WORK REQUIRED:
Give all the lines below again, exactly, with no pictures.

THE DATA:
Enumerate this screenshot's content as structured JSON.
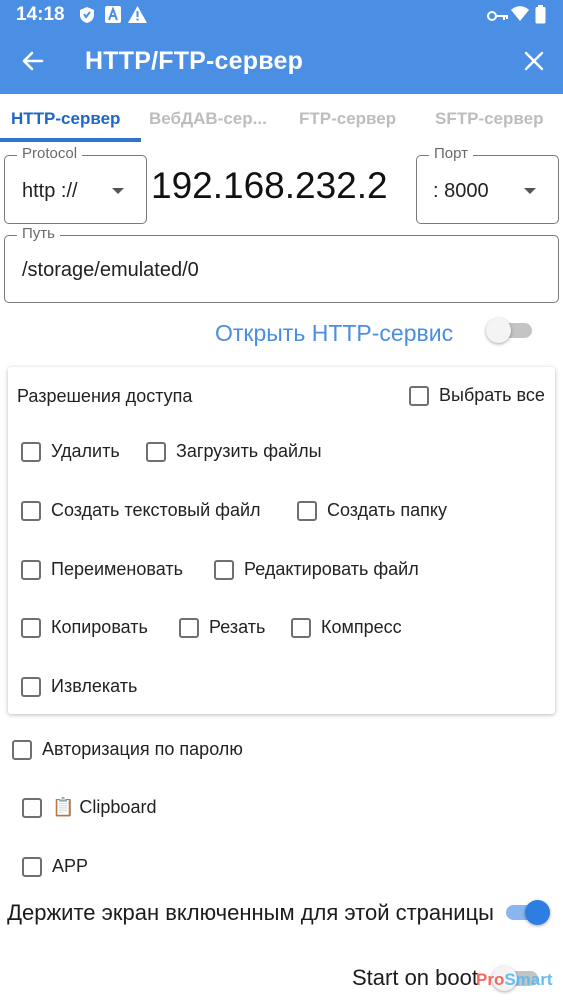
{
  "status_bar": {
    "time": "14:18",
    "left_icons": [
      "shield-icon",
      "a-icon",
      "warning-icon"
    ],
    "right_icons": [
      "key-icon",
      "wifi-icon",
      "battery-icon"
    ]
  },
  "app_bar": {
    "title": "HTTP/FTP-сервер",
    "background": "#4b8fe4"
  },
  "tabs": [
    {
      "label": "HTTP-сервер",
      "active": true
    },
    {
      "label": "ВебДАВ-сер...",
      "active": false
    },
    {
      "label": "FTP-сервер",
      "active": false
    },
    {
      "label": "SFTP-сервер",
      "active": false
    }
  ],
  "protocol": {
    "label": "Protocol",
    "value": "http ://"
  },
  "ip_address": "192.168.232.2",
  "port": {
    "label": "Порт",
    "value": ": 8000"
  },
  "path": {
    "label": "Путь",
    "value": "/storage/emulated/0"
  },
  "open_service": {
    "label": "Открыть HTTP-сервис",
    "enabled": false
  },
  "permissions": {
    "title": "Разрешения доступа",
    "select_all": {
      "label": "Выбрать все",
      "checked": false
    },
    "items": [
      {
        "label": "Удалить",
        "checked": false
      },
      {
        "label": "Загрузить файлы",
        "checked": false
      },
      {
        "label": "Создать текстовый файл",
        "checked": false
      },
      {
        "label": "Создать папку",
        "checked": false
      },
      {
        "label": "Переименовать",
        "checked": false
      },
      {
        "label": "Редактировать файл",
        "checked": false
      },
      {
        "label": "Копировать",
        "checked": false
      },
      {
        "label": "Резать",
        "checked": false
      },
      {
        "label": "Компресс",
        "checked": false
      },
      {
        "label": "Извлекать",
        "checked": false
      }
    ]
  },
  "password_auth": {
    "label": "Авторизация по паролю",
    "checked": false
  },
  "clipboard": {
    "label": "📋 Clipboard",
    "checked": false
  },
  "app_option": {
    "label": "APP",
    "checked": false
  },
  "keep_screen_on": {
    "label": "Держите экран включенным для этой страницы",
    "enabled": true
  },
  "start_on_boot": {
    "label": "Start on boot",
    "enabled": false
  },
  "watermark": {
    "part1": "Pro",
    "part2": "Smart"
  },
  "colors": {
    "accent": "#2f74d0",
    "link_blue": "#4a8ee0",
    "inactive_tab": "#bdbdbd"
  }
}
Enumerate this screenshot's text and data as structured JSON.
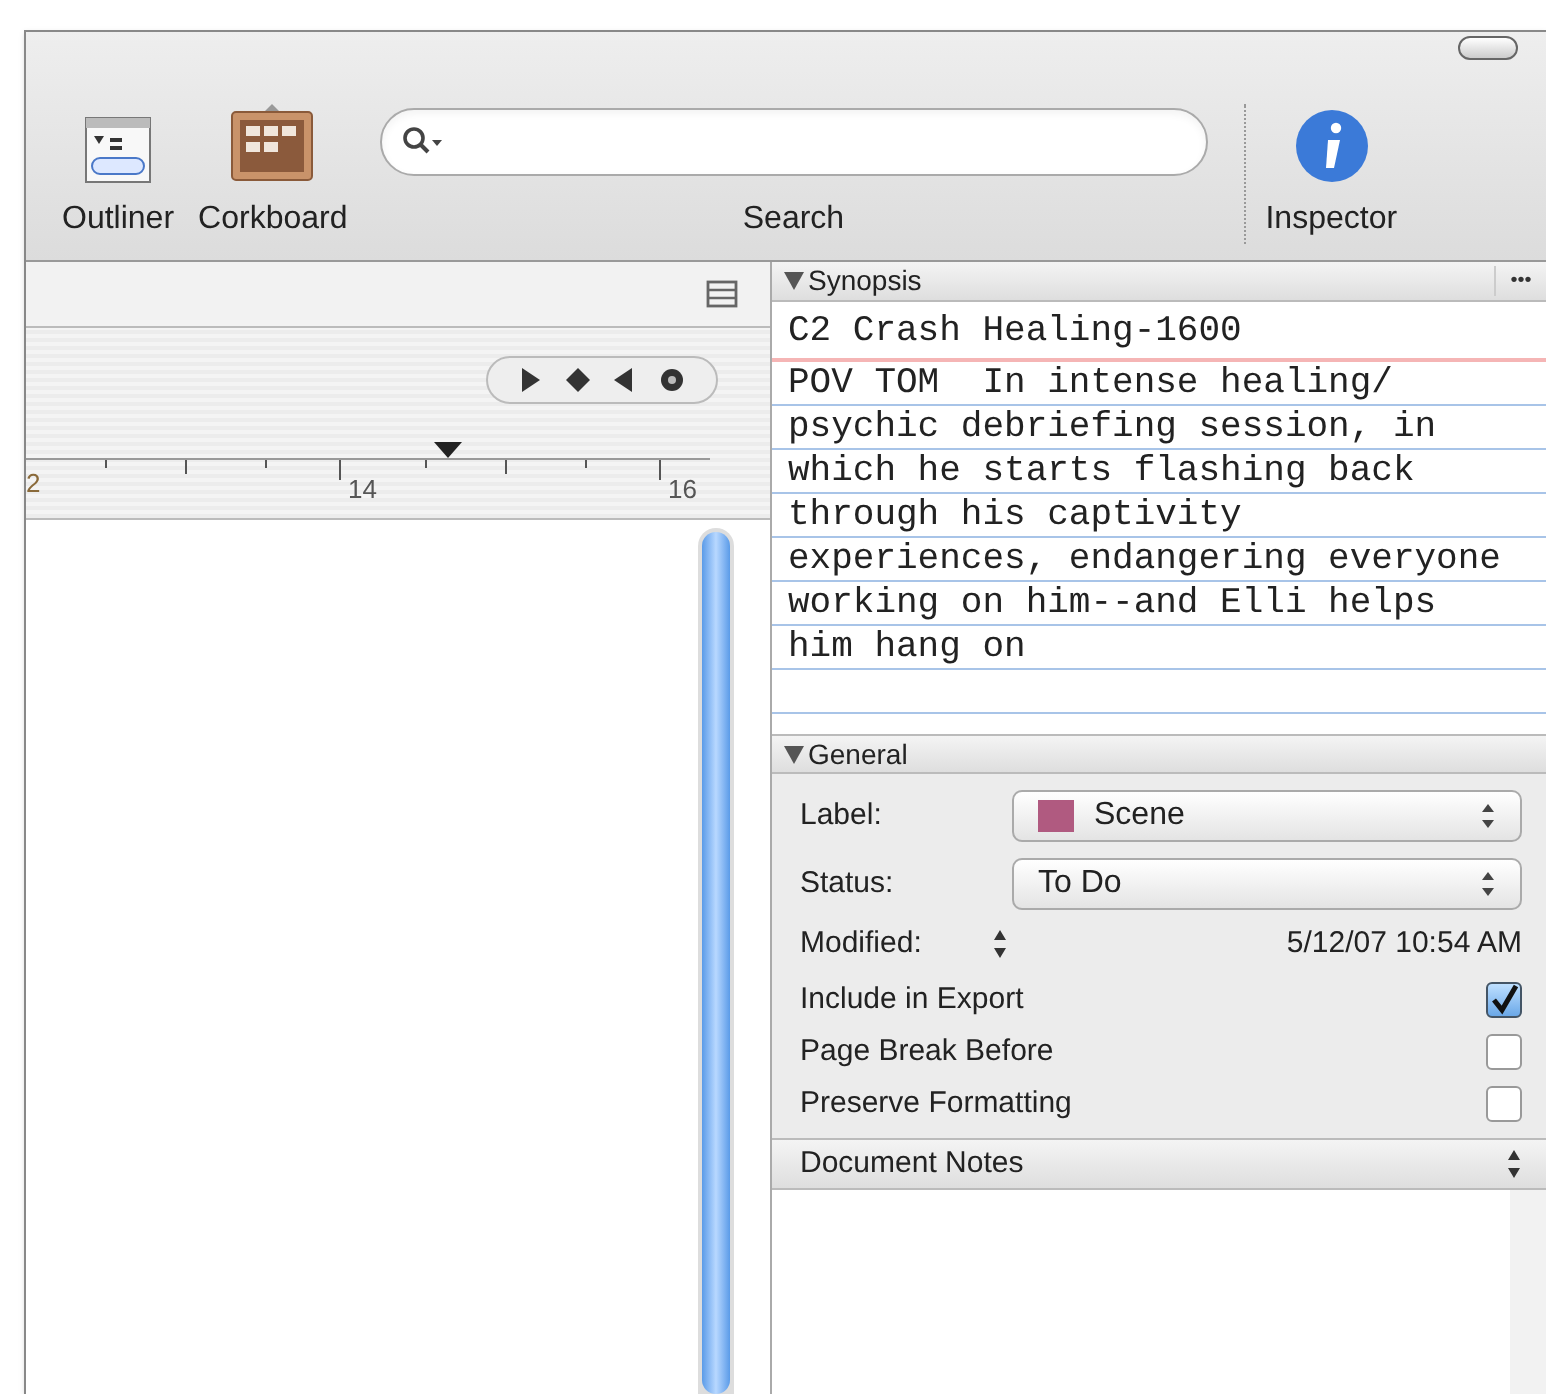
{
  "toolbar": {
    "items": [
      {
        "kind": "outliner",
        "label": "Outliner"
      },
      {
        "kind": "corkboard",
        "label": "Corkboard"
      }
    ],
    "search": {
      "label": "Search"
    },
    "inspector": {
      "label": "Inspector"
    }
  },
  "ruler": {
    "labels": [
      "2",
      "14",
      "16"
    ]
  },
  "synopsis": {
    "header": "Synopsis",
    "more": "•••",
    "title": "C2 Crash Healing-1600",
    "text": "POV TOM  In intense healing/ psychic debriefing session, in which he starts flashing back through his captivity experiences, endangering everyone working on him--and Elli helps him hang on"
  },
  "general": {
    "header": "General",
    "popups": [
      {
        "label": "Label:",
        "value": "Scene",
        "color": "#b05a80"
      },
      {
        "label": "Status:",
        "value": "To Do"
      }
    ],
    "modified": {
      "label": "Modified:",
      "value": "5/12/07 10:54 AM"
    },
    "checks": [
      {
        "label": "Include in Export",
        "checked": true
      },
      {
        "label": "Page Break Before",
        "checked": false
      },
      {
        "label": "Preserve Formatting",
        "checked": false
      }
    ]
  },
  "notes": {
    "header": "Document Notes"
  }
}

COMPLETED TASK:
Enumerate this screenshot's content as structured JSON.
{
  "status_bar": {
    "time": "14:18",
    "left_icons": [
      "shield-icon",
      "a-icon",
      "warning-icon"
    ],
    "right_icons": [
      "key-icon",
      "wifi-icon",
      "battery-icon"
    ]
  },
  "app_bar": {
    "title": "HTTP/FTP-сервер",
    "background": "#4b8fe4"
  },
  "tabs": [
    {
      "label": "HTTP-сервер",
      "active": true
    },
    {
      "label": "ВебДАВ-сер...",
      "active": false
    },
    {
      "label": "FTP-сервер",
      "active": false
    },
    {
      "label": "SFTP-сервер",
      "active": false
    }
  ],
  "protocol": {
    "label": "Protocol",
    "value": "http ://"
  },
  "ip_address": "192.168.232.2",
  "port": {
    "label": "Порт",
    "value": ": 8000"
  },
  "path": {
    "label": "Путь",
    "value": "/storage/emulated/0"
  },
  "open_service": {
    "label": "Открыть HTTP-сервис",
    "enabled": false
  },
  "permissions": {
    "title": "Разрешения доступа",
    "select_all": {
      "label": "Выбрать все",
      "checked": false
    },
    "items": [
      {
        "label": "Удалить",
        "checked": false
      },
      {
        "label": "Загрузить файлы",
        "checked": false
      },
      {
        "label": "Создать текстовый файл",
        "checked": false
      },
      {
        "label": "Создать папку",
        "checked": false
      },
      {
        "label": "Переименовать",
        "checked": false
      },
      {
        "label": "Редактировать файл",
        "checked": false
      },
      {
        "label": "Копировать",
        "checked": false
      },
      {
        "label": "Резать",
        "checked": false
      },
      {
        "label": "Компресс",
        "checked": false
      },
      {
        "label": "Извлекать",
        "checked": false
      }
    ]
  },
  "password_auth": {
    "label": "Авторизация по паролю",
    "checked": false
  },
  "clipboard": {
    "label": "📋 Clipboard",
    "checked": false
  },
  "app_option": {
    "label": "APP",
    "checked": false
  },
  "keep_screen_on": {
    "label": "Держите экран включенным для этой страницы",
    "enabled": true
  },
  "start_on_boot": {
    "label": "Start on boot",
    "enabled": false
  },
  "watermark": {
    "part1": "Pro",
    "part2": "Smart"
  },
  "colors": {
    "accent": "#2f74d0",
    "link_blue": "#4a8ee0",
    "inactive_tab": "#bdbdbd"
  }
}
Enumerate this screenshot's text and data as structured JSON.
{
  "toolbar": {
    "items": [
      {
        "kind": "outliner",
        "label": "Outliner"
      },
      {
        "kind": "corkboard",
        "label": "Corkboard"
      }
    ],
    "search": {
      "label": "Search"
    },
    "inspector": {
      "label": "Inspector"
    }
  },
  "ruler": {
    "labels": [
      "2",
      "14",
      "16"
    ]
  },
  "synopsis": {
    "header": "Synopsis",
    "more": "•••",
    "title": "C2 Crash Healing-1600",
    "text": "POV TOM  In intense healing/ psychic debriefing session, in which he starts flashing back through his captivity experiences, endangering everyone working on him--and Elli helps him hang on"
  },
  "general": {
    "header": "General",
    "popups": [
      {
        "label": "Label:",
        "value": "Scene",
        "color": "#b05a80"
      },
      {
        "label": "Status:",
        "value": "To Do"
      }
    ],
    "modified": {
      "label": "Modified:",
      "value": "5/12/07 10:54 AM"
    },
    "checks": [
      {
        "label": "Include in Export",
        "checked": true
      },
      {
        "label": "Page Break Before",
        "checked": false
      },
      {
        "label": "Preserve Formatting",
        "checked": false
      }
    ]
  },
  "notes": {
    "header": "Document Notes"
  }
}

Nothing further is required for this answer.